● REQUIRED WORK:
Copy every record exactly, and keep the pictures out.

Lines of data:
□ □ □ □

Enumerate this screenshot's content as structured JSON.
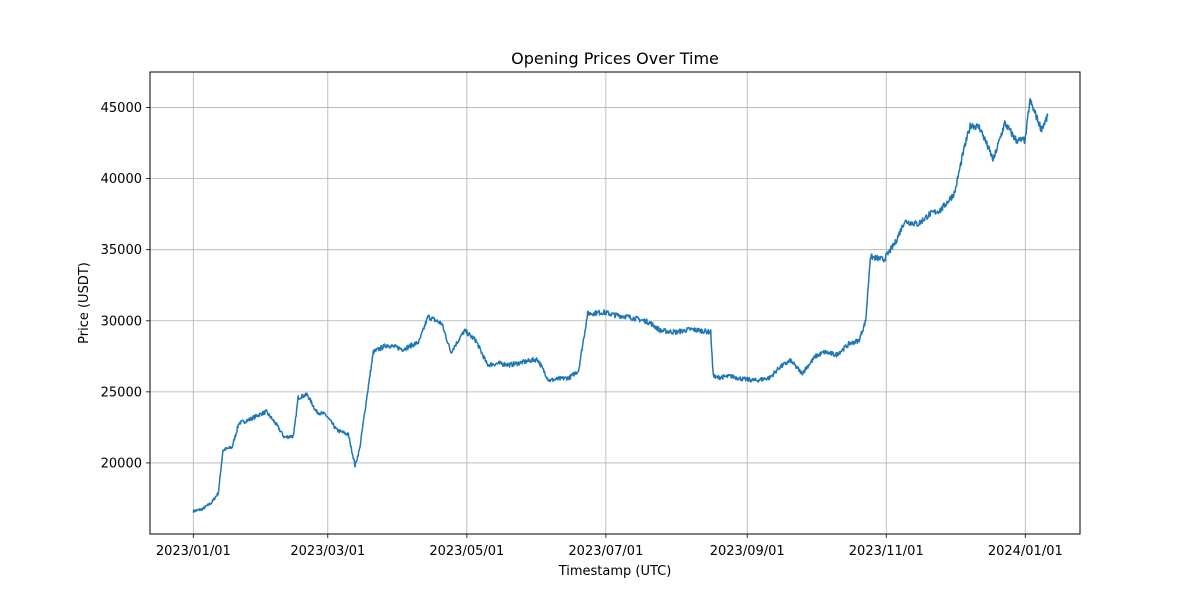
{
  "chart_data": {
    "type": "line",
    "title": "Opening Prices Over Time",
    "xlabel": "Timestamp (UTC)",
    "ylabel": "Price (USDT)",
    "grid": true,
    "legend": "none",
    "xlim": [
      "2022-12-13",
      "2024-01-25"
    ],
    "ylim": [
      15000,
      47500
    ],
    "x_ticks": [
      "2023-01-01",
      "2023-03-01",
      "2023-05-01",
      "2023-07-01",
      "2023-09-01",
      "2023-11-01",
      "2024-01-01"
    ],
    "x_tick_labels": [
      "2023/01/01",
      "2023/03/01",
      "2023/05/01",
      "2023/07/01",
      "2023/09/01",
      "2023/11/01",
      "2024/01/01"
    ],
    "y_ticks": [
      20000,
      25000,
      30000,
      35000,
      40000,
      45000
    ],
    "y_tick_labels": [
      "20000",
      "25000",
      "30000",
      "35000",
      "40000",
      "45000"
    ],
    "series": [
      {
        "color": "#1f77b4",
        "x": [
          "2023-01-01",
          "2023-01-05",
          "2023-01-09",
          "2023-01-12",
          "2023-01-14",
          "2023-01-18",
          "2023-01-21",
          "2023-01-25",
          "2023-01-30",
          "2023-02-02",
          "2023-02-06",
          "2023-02-10",
          "2023-02-14",
          "2023-02-16",
          "2023-02-20",
          "2023-02-24",
          "2023-02-28",
          "2023-03-05",
          "2023-03-10",
          "2023-03-13",
          "2023-03-15",
          "2023-03-18",
          "2023-03-21",
          "2023-03-27",
          "2023-04-03",
          "2023-04-10",
          "2023-04-14",
          "2023-04-20",
          "2023-04-24",
          "2023-04-30",
          "2023-05-05",
          "2023-05-10",
          "2023-05-15",
          "2023-05-20",
          "2023-05-26",
          "2023-06-01",
          "2023-06-06",
          "2023-06-10",
          "2023-06-15",
          "2023-06-19",
          "2023-06-21",
          "2023-06-23",
          "2023-06-30",
          "2023-07-05",
          "2023-07-10",
          "2023-07-13",
          "2023-07-20",
          "2023-07-25",
          "2023-08-01",
          "2023-08-07",
          "2023-08-12",
          "2023-08-16",
          "2023-08-17",
          "2023-08-18",
          "2023-08-25",
          "2023-08-30",
          "2023-09-05",
          "2023-09-11",
          "2023-09-15",
          "2023-09-20",
          "2023-09-25",
          "2023-10-01",
          "2023-10-05",
          "2023-10-10",
          "2023-10-16",
          "2023-10-20",
          "2023-10-23",
          "2023-10-25",
          "2023-10-31",
          "2023-11-05",
          "2023-11-09",
          "2023-11-15",
          "2023-11-20",
          "2023-11-25",
          "2023-12-01",
          "2023-12-05",
          "2023-12-08",
          "2023-12-12",
          "2023-12-18",
          "2023-12-23",
          "2023-12-28",
          "2024-01-01",
          "2024-01-03",
          "2024-01-08",
          "2024-01-11"
        ],
        "y": [
          16600,
          16750,
          17200,
          17900,
          20900,
          21100,
          22800,
          23000,
          23400,
          23600,
          22800,
          21800,
          21900,
          24600,
          24800,
          23600,
          23400,
          22300,
          22000,
          19800,
          21000,
          24500,
          27800,
          28300,
          28000,
          28500,
          30300,
          29800,
          27800,
          29300,
          28600,
          26900,
          27000,
          26900,
          27100,
          27300,
          25800,
          25900,
          26000,
          26500,
          28500,
          30500,
          30600,
          30400,
          30300,
          30200,
          29900,
          29300,
          29200,
          29400,
          29300,
          29200,
          26300,
          26000,
          26100,
          25900,
          25800,
          26000,
          26700,
          27200,
          26300,
          27500,
          27800,
          27600,
          28400,
          28600,
          30000,
          34500,
          34300,
          35500,
          37000,
          36800,
          37500,
          37800,
          39000,
          42000,
          43800,
          43600,
          41300,
          43900,
          42700,
          42700,
          45500,
          43500,
          44400
        ]
      }
    ]
  }
}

□ □ □ □

● SOLUTION TO THIS EXERCISE:
Enumerate this screenshot's content as structured JSON.
{
  "chart_data": {
    "type": "line",
    "title": "Opening Prices Over Time",
    "xlabel": "Timestamp (UTC)",
    "ylabel": "Price (USDT)",
    "grid": true,
    "legend": "none",
    "xlim": [
      "2022-12-13",
      "2024-01-25"
    ],
    "ylim": [
      15000,
      47500
    ],
    "x_ticks": [
      "2023-01-01",
      "2023-03-01",
      "2023-05-01",
      "2023-07-01",
      "2023-09-01",
      "2023-11-01",
      "2024-01-01"
    ],
    "x_tick_labels": [
      "2023/01/01",
      "2023/03/01",
      "2023/05/01",
      "2023/07/01",
      "2023/09/01",
      "2023/11/01",
      "2024/01/01"
    ],
    "y_ticks": [
      20000,
      25000,
      30000,
      35000,
      40000,
      45000
    ],
    "y_tick_labels": [
      "20000",
      "25000",
      "30000",
      "35000",
      "40000",
      "45000"
    ],
    "series": [
      {
        "color": "#1f77b4",
        "x": [
          "2023-01-01",
          "2023-01-05",
          "2023-01-09",
          "2023-01-12",
          "2023-01-14",
          "2023-01-18",
          "2023-01-21",
          "2023-01-25",
          "2023-01-30",
          "2023-02-02",
          "2023-02-06",
          "2023-02-10",
          "2023-02-14",
          "2023-02-16",
          "2023-02-20",
          "2023-02-24",
          "2023-02-28",
          "2023-03-05",
          "2023-03-10",
          "2023-03-13",
          "2023-03-15",
          "2023-03-18",
          "2023-03-21",
          "2023-03-27",
          "2023-04-03",
          "2023-04-10",
          "2023-04-14",
          "2023-04-20",
          "2023-04-24",
          "2023-04-30",
          "2023-05-05",
          "2023-05-10",
          "2023-05-15",
          "2023-05-20",
          "2023-05-26",
          "2023-06-01",
          "2023-06-06",
          "2023-06-10",
          "2023-06-15",
          "2023-06-19",
          "2023-06-21",
          "2023-06-23",
          "2023-06-30",
          "2023-07-05",
          "2023-07-10",
          "2023-07-13",
          "2023-07-20",
          "2023-07-25",
          "2023-08-01",
          "2023-08-07",
          "2023-08-12",
          "2023-08-16",
          "2023-08-17",
          "2023-08-18",
          "2023-08-25",
          "2023-08-30",
          "2023-09-05",
          "2023-09-11",
          "2023-09-15",
          "2023-09-20",
          "2023-09-25",
          "2023-10-01",
          "2023-10-05",
          "2023-10-10",
          "2023-10-16",
          "2023-10-20",
          "2023-10-23",
          "2023-10-25",
          "2023-10-31",
          "2023-11-05",
          "2023-11-09",
          "2023-11-15",
          "2023-11-20",
          "2023-11-25",
          "2023-12-01",
          "2023-12-05",
          "2023-12-08",
          "2023-12-12",
          "2023-12-18",
          "2023-12-23",
          "2023-12-28",
          "2024-01-01",
          "2024-01-03",
          "2024-01-08",
          "2024-01-11"
        ],
        "y": [
          16600,
          16750,
          17200,
          17900,
          20900,
          21100,
          22800,
          23000,
          23400,
          23600,
          22800,
          21800,
          21900,
          24600,
          24800,
          23600,
          23400,
          22300,
          22000,
          19800,
          21000,
          24500,
          27800,
          28300,
          28000,
          28500,
          30300,
          29800,
          27800,
          29300,
          28600,
          26900,
          27000,
          26900,
          27100,
          27300,
          25800,
          25900,
          26000,
          26500,
          28500,
          30500,
          30600,
          30400,
          30300,
          30200,
          29900,
          29300,
          29200,
          29400,
          29300,
          29200,
          26300,
          26000,
          26100,
          25900,
          25800,
          26000,
          26700,
          27200,
          26300,
          27500,
          27800,
          27600,
          28400,
          28600,
          30000,
          34500,
          34300,
          35500,
          37000,
          36800,
          37500,
          37800,
          39000,
          42000,
          43800,
          43600,
          41300,
          43900,
          42700,
          42700,
          45500,
          43500,
          44400
        ]
      }
    ]
  }
}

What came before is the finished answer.